--- Start ---

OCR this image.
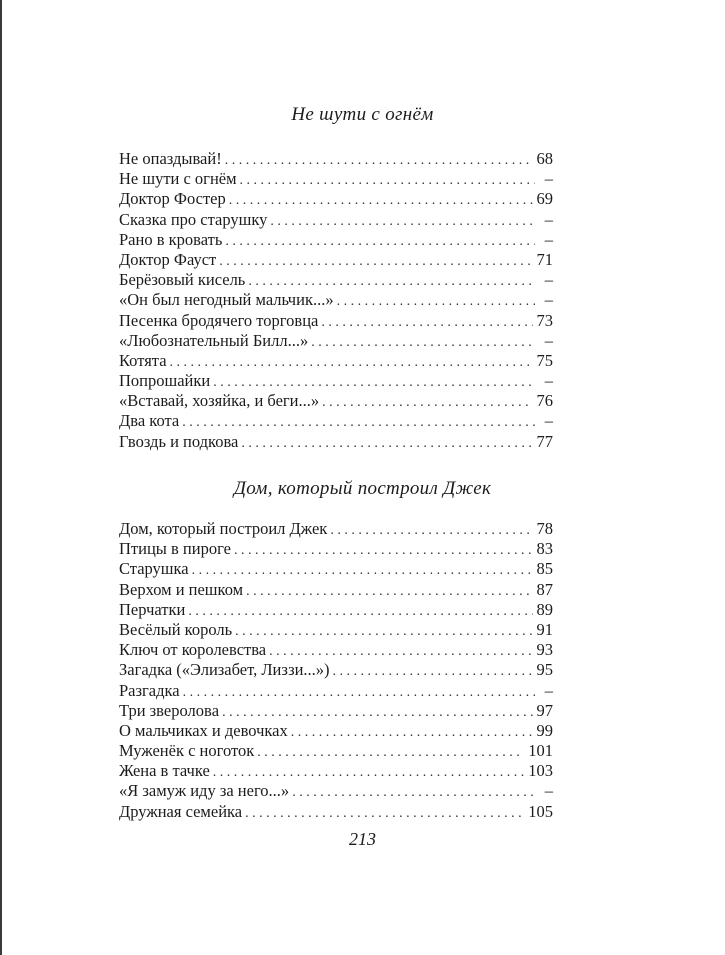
Не шути с огнём
Не опаздывай! . . .	68
Не шути с огнём . . .	–
Доктор Фостер . . .	69
Сказка про старушку . . .	–
Рано в кровать . . .	–
Доктор Фауст . . .	71
Берёзовый кисель . . .	–
«Он был негодный мальчик...» . . .	–
Песенка бродячего торговца . . .	73
«Любознательный Билл...» . . .	–
Котята . . .	75
Попрошайки . . .	–
«Вставай, хозяйка, и беги...» . . .	76
Два кота . . .	–
Гвоздь и подкова . . .	77
Дом, который построил Джек
Дом, который построил Джек . . .	78
Птицы в пироге . . .	83
Старушка . . .	85
Верхом и пешком . . .	87
Перчатки . . .	89
Весёлый король . . .	91
Ключ от королевства . . .	93
Загадка («Элизабет, Лиззи...») . . .	95
Разгадка . . .	–
Три звероловa . . .	97
О мальчиках и девочках . . .	99
Муженёк с ноготок . . .	101
Жена в тачке . . .	103
«Я замуж иду за него...» . . .	–
Дружная семейка . . .	105
213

--- End ---

From the material above, copy everything exactly but the pictures.

OCR this image.
Не шути с огнём
Не опаздывай! . . .	68
Не шути с огнём . . .	–
Доктор Фостер . . .	69
Сказка про старушку . . .	–
Рано в кровать . . .	–
Доктор Фауст . . .	71
Берёзовый кисель . . .	–
«Он был негодный мальчик...» . . .	–
Песенка бродячего торговца . . .	73
«Любознательный Билл...» . . .	–
Котята . . .	75
Попрошайки . . .	–
«Вставай, хозяйка, и беги...» . . .	76
Два кота . . .	–
Гвоздь и подкова . . .	77
Дом, который построил Джек
Дом, который построил Джек . . .	78
Птицы в пироге . . .	83
Старушка . . .	85
Верхом и пешком . . .	87
Перчатки . . .	89
Весёлый король . . .	91
Ключ от королевства . . .	93
Загадка («Элизабет, Лиззи...») . . .	95
Разгадка . . .	–
Три звероловa . . .	97
О мальчиках и девочках . . .	99
Муженёк с ноготок . . .	101
Жена в тачке . . .	103
«Я замуж иду за него...» . . .	–
Дружная семейка . . .	105
213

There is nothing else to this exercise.